WORK TO DO:
a – According to the write-up on NtSetContextThread below, what steps does KiSystemCall64 basically perform? List every one.
b – Can you transcribe the passage of the write-up on NtSetContextThread below, beginning at the words "The function we" and stopping after "- Return (sysret)"?
c – Answer these questions about the write-up on NtSetContextThread below:
(i) Which Windows 10 x64 kernel is the work being done on?
(ii) What does the NINA technique use to modify registers in a thread inside another process?
(iii) Which function is called when you make a syscall in x64 mode?

DOCUMENT:
I recently came across a neat technique for process injection called NINA that uses NtSetContextThread to modify registers in a thread inside another process and does your dirty work without having to directly modify foreign memory on your own. Various sources on the internet suggest that NtSetContextThread doesn't let you set volatile registers on x64 (RBX, RCX, RDX, R8, R9, R10, R11 and XMM0-5), but the NINA article rightly points out that this is only the case when returning from a syscall. If the thread is currently scheduled and in usermode, you can modify all registers and they will be updated correctly when the thread is resumed.
Note: If you want to follow along at home I'm doing all this on kernel 20H2, the latest Windows 10 x64 kernel at the time of writing.
The function we want to look at is called KiSystemCall64, and it's the function that is called when (drum roll please)... you make a syscall in x64 mode. It's a big function that basically does the following:
- Save state
- Dispatch system call
- Wait until thread is ready to run
- Restore state
- Return (sysret)

STORED ROWS:
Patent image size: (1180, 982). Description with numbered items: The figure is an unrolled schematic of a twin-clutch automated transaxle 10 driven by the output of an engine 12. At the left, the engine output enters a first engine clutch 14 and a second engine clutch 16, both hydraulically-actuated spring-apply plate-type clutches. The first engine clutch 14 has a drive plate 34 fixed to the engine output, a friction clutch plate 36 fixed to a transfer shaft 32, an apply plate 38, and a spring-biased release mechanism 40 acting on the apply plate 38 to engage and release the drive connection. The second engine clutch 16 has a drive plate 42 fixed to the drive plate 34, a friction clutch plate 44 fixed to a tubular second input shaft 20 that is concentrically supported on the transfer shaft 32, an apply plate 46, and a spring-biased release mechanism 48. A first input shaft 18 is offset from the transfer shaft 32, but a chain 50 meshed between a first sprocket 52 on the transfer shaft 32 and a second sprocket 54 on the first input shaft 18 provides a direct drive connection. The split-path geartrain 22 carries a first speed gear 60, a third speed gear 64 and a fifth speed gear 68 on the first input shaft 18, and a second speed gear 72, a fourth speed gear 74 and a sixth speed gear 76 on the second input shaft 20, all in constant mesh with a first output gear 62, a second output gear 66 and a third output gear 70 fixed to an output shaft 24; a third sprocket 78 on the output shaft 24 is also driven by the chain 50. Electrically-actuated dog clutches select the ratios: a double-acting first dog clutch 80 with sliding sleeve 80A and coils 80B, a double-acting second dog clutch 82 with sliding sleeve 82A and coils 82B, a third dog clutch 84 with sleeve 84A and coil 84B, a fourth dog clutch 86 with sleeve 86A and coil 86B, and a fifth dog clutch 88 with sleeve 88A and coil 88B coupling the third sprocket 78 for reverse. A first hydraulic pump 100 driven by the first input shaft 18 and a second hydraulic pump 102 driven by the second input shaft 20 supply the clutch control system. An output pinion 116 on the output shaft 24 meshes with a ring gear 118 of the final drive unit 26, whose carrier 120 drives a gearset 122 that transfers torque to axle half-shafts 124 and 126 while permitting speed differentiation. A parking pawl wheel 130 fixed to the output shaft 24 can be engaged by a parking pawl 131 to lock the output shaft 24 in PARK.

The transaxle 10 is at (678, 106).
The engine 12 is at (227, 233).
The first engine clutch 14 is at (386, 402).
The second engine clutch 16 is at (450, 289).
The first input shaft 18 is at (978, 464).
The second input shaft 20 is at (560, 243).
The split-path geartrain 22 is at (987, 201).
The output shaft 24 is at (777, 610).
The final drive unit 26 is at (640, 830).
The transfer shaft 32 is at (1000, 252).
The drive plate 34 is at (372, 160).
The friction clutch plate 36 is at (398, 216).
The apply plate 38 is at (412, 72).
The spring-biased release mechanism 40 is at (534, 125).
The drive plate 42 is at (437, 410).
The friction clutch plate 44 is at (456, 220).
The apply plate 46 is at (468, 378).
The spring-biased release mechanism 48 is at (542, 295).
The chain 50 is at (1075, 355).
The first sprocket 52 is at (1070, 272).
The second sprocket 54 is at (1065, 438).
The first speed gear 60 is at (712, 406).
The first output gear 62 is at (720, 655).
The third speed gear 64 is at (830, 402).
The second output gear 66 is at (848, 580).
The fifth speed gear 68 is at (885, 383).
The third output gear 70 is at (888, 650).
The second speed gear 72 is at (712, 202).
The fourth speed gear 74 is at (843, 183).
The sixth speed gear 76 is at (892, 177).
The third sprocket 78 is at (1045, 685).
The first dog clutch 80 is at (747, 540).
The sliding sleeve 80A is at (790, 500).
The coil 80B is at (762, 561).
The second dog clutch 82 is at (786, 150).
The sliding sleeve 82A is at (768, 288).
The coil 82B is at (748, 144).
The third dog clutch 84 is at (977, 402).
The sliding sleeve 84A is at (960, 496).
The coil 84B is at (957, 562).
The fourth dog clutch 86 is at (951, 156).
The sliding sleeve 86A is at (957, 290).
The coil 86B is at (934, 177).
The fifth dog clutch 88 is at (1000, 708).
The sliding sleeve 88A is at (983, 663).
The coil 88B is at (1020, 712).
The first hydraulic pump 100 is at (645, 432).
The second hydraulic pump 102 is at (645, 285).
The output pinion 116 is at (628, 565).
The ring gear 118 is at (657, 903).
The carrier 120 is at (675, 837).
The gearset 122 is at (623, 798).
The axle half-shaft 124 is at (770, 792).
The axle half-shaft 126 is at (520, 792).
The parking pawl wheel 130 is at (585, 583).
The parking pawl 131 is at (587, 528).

SOLUTIONS:
a –
- Save state
- Dispatch system call
- Wait until thread is ready to run
- Restore state
- Return (sysret)

b –
The function we want to look at is called KiSystemCall64, and it's the function that is called when (drum roll please)... you make a syscall in x64 mode. It's a big function that basically does the following:
- Save state
- Dispatch system call
- Wait until thread is ready to run
- Restore state
- Return (sysret)

c –
(i) Kernel 20H2
(ii) NtSetContextThread
(iii) KiSystemCall64